Wherever the string "JSON" occurs in a line of these records, report that line.

[start]

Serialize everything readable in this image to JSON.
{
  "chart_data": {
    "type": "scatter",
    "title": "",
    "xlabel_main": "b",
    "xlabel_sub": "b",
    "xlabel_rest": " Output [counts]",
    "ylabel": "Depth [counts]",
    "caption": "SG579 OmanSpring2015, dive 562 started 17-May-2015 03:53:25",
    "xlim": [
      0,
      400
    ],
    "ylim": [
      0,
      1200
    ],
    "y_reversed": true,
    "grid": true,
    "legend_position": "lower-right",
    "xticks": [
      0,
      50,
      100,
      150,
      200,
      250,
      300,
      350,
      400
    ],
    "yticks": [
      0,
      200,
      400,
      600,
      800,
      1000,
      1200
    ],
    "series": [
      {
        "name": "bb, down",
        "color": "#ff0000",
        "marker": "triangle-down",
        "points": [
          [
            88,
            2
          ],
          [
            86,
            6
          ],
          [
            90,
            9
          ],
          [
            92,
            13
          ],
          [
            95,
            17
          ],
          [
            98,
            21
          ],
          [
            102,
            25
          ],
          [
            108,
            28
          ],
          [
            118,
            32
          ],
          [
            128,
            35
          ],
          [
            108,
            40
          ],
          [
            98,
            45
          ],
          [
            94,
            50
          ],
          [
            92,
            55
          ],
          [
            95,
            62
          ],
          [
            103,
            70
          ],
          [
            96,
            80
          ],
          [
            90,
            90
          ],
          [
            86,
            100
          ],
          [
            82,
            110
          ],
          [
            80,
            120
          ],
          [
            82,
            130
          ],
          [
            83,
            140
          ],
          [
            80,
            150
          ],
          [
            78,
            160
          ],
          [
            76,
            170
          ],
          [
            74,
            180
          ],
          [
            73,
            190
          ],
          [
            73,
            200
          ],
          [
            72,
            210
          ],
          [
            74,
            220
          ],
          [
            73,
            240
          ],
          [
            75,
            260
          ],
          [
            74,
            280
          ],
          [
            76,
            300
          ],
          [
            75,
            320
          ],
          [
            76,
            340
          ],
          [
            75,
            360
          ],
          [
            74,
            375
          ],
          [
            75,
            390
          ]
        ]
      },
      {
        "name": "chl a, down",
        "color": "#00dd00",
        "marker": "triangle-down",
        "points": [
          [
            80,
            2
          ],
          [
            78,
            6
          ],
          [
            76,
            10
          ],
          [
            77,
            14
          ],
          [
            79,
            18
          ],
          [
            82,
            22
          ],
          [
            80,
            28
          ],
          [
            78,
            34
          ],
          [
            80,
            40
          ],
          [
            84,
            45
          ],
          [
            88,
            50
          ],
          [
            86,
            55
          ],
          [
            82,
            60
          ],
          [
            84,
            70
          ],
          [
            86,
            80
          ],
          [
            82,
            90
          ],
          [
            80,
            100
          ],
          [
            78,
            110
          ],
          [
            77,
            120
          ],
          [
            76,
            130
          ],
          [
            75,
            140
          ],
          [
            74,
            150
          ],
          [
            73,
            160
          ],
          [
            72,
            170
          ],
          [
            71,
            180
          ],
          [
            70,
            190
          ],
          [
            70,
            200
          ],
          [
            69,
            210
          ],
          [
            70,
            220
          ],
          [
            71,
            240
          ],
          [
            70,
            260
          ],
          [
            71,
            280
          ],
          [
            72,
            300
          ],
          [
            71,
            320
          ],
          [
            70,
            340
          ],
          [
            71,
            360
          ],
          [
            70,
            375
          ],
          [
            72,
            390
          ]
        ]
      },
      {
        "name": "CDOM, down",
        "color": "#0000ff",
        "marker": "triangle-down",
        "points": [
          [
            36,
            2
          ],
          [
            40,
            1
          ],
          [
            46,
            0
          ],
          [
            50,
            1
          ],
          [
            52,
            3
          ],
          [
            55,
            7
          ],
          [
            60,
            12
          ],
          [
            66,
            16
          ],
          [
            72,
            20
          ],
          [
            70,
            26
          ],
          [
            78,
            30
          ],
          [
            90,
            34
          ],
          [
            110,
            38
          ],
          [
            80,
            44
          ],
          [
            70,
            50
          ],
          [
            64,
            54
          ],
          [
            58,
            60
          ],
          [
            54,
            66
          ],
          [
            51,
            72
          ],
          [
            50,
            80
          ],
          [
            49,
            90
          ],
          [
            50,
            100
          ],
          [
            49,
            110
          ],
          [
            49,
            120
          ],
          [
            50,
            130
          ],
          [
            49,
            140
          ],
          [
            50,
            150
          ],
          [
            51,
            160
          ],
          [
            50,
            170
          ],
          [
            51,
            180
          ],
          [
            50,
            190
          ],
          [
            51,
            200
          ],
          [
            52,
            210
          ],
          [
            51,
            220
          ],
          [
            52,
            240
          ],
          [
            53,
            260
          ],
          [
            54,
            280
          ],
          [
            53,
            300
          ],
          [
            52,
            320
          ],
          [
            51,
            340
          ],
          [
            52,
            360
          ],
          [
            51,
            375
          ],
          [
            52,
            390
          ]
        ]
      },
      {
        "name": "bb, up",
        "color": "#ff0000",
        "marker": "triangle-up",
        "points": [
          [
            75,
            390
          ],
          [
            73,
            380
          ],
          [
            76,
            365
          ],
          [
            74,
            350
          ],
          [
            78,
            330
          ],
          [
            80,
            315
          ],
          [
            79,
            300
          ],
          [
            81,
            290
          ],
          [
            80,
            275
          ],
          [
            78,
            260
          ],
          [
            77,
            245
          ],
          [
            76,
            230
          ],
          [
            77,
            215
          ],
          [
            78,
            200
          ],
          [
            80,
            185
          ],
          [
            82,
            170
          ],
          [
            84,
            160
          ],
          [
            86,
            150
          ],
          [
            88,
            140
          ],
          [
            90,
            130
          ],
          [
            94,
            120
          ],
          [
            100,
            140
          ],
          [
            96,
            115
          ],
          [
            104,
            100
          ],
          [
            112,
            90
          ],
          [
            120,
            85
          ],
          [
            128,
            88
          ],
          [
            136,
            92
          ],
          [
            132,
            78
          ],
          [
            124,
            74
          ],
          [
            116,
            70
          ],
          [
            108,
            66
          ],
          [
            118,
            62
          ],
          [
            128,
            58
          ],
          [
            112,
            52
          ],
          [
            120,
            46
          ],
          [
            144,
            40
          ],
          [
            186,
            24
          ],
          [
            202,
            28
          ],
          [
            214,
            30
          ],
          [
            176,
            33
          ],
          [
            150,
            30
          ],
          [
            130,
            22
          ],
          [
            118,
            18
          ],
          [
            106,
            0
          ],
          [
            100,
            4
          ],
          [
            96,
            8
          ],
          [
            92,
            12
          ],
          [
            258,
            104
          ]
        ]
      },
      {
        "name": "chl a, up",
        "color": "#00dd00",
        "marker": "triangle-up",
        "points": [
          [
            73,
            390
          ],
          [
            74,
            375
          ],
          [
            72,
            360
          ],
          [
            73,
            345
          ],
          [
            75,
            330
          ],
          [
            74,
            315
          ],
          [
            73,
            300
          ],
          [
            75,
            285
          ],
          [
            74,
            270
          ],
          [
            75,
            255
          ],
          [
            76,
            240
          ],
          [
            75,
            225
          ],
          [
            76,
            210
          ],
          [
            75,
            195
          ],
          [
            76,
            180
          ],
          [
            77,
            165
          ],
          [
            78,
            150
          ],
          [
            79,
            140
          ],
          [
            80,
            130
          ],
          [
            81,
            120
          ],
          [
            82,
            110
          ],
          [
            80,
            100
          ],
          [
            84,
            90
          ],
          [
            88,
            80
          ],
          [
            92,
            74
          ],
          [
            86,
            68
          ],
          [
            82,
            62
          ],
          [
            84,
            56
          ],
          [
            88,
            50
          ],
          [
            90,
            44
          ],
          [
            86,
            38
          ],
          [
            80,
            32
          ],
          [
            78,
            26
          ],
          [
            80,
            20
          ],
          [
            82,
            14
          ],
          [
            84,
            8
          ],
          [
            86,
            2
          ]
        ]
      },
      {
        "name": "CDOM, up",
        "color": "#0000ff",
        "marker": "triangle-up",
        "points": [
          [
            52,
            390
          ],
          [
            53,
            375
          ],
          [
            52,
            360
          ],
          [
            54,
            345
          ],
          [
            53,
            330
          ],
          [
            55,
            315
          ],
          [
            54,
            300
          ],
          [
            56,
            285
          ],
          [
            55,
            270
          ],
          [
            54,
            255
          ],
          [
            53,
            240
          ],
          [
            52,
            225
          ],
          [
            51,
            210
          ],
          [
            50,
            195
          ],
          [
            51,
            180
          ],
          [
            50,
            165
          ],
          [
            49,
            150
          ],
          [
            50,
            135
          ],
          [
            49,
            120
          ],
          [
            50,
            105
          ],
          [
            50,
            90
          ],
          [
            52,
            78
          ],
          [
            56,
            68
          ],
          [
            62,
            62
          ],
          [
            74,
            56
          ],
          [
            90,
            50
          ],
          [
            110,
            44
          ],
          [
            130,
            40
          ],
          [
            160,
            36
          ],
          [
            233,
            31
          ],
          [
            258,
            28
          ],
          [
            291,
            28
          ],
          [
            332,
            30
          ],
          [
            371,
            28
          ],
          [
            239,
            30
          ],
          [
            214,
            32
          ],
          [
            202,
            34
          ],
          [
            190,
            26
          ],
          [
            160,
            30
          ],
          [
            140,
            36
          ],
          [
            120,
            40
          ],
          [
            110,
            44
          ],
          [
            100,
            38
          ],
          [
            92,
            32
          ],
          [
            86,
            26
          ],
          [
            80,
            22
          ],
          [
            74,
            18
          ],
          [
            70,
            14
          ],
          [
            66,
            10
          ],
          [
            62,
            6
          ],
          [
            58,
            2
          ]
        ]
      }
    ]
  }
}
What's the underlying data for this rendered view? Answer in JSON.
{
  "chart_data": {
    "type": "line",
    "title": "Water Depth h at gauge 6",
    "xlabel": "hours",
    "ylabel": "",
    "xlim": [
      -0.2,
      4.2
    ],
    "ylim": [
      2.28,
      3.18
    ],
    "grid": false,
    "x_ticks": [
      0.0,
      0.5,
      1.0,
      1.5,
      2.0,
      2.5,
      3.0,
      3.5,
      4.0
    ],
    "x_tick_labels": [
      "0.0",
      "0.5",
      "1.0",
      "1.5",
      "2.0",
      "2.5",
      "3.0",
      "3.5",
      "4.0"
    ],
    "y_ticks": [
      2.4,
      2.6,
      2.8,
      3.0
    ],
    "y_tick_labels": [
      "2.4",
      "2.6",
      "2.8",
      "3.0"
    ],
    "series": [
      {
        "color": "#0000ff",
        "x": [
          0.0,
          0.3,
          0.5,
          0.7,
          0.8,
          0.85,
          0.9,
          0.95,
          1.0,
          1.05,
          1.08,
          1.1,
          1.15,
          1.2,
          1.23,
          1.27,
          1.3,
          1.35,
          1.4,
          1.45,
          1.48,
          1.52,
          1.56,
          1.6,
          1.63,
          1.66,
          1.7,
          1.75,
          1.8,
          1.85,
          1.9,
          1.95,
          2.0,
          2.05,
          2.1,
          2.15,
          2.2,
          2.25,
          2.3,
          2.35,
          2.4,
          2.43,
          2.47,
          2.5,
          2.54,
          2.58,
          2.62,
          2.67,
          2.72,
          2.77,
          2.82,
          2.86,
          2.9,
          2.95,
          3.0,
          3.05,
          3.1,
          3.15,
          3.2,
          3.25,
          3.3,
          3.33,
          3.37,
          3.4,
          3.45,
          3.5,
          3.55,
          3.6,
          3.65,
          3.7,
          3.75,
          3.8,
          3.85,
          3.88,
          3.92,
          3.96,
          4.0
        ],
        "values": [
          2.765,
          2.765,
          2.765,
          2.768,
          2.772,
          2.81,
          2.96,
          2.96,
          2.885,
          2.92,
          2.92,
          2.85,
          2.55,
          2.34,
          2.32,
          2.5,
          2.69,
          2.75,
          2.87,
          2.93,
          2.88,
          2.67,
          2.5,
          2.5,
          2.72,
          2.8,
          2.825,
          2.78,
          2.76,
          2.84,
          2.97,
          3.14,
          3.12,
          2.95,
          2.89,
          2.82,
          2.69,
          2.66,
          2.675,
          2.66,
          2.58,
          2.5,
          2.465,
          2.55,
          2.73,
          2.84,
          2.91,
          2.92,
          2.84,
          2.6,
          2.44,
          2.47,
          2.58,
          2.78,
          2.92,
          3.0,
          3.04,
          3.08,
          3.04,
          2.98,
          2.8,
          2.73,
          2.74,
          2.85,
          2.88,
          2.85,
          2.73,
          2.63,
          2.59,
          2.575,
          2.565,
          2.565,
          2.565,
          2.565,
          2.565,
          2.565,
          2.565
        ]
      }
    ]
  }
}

[end]

__EXERCISE RESPONSE__
Serialize everything readable in this image to JSON.
What's the underlying data for this rendered view? Answer in JSON.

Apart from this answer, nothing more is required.